— start Input for this task —
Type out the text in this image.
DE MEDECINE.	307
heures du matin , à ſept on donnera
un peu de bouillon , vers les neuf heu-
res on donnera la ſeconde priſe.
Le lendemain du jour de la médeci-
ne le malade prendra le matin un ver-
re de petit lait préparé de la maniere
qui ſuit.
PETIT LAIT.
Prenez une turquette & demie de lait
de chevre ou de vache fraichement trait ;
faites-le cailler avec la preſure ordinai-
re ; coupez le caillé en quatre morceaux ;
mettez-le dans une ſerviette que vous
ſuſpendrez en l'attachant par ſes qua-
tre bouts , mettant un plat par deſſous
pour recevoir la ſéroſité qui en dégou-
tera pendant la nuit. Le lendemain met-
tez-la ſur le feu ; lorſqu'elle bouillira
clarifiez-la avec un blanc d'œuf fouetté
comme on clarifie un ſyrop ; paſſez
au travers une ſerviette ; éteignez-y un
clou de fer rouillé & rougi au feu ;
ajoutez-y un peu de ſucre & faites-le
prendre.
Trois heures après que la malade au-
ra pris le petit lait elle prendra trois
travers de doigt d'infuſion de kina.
— end Input for this task —
Please quote every record above exactly as it appears.

Type out the text in this image.
DE MEDECINE.	307
heures du matin , à ſept on donnera
un peu de bouillon , vers les neuf heu-
res on donnera la ſeconde priſe.
Le lendemain du jour de la médeci-
ne le malade prendra le matin un ver-
re de petit lait préparé de la maniere
qui ſuit.
PETIT LAIT.
Prenez une turquette & demie de lait
de chevre ou de vache fraichement trait ;
faites-le cailler avec la preſure ordinai-
re ; coupez le caillé en quatre morceaux ;
mettez-le dans une ſerviette que vous
ſuſpendrez en l'attachant par ſes qua-
tre bouts , mettant un plat par deſſous
pour recevoir la ſéroſité qui en dégou-
tera pendant la nuit. Le lendemain met-
tez-la ſur le feu ; lorſqu'elle bouillira
clarifiez-la avec un blanc d'œuf fouetté
comme on clarifie un ſyrop ; paſſez
au travers une ſerviette ; éteignez-y un
clou de fer rouillé & rougi au feu ;
ajoutez-y un peu de ſucre & faites-le
prendre.
Trois heures après que la malade au-
ra pris le petit lait elle prendra trois
travers de doigt d'infuſion de kina.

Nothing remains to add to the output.